Requirements: Every line in the listing is to be echoed verbatim.

Stored records:
────
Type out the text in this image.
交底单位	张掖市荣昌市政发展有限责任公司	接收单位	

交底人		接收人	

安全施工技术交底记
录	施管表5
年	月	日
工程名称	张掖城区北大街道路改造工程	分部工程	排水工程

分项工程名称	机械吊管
────
Output below:
Type out the text in this image.
交底单位	张掖市荣昌市政发展有限责任公司	接收单位	

交底人		接收人	

安全施工技术交底记
录	施管表5
年	月	日
工程名称	张掖城区北大街道路改造工程	分部工程	排水工程

分项工程名称	机械吊管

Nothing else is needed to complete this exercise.